> _GIVEN INSTRUCTION_
Using the records provided below, locate and copy each line that contains the word "Contractor".

> _Data excerpts_
******

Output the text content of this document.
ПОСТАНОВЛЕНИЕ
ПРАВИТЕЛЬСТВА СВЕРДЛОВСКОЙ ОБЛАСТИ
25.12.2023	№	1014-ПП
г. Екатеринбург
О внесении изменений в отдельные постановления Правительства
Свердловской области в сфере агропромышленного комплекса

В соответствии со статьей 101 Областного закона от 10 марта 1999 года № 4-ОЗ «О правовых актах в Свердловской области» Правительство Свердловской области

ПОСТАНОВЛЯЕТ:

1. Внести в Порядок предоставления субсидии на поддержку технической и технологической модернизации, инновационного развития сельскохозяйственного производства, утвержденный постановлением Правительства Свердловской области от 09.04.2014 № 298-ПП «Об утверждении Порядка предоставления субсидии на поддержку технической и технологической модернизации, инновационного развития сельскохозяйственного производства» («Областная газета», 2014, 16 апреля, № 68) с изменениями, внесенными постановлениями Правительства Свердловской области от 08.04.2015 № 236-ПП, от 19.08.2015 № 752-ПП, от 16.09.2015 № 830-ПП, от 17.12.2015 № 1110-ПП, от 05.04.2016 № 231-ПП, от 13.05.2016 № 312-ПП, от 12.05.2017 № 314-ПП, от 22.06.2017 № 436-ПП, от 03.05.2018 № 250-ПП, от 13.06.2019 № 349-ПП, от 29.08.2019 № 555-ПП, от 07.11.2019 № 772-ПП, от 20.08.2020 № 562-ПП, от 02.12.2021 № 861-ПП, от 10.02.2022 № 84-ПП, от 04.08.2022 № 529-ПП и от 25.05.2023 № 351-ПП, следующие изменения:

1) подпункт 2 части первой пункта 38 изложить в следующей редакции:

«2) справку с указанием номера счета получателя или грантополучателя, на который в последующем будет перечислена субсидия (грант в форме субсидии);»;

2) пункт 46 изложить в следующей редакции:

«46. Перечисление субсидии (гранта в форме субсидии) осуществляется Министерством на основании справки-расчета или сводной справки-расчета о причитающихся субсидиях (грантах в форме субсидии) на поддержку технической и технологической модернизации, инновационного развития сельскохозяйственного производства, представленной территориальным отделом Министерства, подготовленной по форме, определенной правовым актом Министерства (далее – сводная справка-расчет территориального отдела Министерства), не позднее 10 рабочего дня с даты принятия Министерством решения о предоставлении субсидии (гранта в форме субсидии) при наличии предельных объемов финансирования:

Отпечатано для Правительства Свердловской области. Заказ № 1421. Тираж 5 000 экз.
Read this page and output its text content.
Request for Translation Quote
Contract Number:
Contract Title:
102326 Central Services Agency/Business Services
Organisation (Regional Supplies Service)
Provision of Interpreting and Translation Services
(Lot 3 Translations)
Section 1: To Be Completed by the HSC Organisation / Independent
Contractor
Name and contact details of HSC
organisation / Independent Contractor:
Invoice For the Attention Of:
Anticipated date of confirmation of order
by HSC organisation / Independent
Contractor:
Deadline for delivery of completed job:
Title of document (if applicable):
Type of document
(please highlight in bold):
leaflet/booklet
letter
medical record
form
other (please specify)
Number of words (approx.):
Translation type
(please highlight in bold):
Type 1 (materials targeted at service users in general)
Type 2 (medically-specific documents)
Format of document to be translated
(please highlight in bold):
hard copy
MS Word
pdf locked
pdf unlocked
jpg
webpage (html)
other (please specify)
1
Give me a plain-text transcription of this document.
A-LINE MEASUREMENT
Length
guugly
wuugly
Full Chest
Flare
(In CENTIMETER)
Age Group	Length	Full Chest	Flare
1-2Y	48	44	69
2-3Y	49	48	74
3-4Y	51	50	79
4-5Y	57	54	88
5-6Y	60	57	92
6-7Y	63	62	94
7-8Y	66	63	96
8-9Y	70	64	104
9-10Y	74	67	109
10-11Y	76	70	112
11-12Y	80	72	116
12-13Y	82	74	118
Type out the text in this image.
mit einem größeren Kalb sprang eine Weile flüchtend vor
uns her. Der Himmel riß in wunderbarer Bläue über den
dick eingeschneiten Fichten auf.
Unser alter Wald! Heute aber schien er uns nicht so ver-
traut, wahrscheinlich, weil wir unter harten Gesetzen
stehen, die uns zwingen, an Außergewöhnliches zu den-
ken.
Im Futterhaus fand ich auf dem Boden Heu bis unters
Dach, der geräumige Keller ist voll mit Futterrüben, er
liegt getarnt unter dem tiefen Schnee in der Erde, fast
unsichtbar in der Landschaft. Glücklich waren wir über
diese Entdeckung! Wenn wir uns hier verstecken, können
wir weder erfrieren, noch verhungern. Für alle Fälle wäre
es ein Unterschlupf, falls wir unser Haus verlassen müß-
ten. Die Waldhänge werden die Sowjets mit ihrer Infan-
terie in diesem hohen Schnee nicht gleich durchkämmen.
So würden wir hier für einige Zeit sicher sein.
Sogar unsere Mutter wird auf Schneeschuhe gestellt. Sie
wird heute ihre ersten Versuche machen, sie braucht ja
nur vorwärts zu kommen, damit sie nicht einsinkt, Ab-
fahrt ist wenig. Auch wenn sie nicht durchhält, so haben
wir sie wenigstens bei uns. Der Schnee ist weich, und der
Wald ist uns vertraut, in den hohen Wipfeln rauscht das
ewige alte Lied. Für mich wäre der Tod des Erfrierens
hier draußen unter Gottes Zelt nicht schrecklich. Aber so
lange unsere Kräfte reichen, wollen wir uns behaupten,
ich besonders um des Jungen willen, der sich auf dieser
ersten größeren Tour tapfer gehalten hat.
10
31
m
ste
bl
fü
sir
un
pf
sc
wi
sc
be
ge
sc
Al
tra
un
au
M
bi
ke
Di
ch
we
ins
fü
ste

******

> _EXPECTED OUTPUT_
Contractor
organisation / Independent Contractor:
Contractor:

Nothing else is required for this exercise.